- Request: Return each line that holds the word "legend".

- Dataset extract:
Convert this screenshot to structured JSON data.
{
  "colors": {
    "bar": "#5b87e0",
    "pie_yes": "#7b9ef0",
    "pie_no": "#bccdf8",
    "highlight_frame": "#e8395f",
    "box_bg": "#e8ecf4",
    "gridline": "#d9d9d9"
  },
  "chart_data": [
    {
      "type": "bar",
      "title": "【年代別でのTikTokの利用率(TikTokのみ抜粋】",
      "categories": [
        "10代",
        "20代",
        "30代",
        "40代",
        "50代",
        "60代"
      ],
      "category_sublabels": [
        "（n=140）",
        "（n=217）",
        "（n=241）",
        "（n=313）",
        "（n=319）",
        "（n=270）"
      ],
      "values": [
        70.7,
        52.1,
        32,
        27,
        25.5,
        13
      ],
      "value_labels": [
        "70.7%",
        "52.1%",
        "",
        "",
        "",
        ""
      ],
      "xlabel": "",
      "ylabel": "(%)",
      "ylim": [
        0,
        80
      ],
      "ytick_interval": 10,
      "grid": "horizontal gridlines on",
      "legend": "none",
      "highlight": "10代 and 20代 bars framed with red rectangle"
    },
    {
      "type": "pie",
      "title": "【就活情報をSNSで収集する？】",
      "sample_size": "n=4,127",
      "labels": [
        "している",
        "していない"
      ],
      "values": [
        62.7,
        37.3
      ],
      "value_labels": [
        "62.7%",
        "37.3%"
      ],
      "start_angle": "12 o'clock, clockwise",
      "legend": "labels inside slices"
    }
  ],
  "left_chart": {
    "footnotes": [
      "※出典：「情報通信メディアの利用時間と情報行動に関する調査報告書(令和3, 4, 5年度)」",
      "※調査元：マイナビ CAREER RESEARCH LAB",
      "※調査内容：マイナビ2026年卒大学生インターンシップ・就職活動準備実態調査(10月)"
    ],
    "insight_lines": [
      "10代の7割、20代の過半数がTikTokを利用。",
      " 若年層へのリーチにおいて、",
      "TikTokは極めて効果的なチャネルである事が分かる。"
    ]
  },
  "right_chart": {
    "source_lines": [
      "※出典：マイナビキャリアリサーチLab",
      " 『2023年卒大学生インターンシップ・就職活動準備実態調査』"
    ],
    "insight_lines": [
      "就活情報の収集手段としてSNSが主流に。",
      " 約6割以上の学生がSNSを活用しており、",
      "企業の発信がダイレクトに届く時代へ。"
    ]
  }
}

- The response:
      "legend": "none",
      "legend": "labels inside slices"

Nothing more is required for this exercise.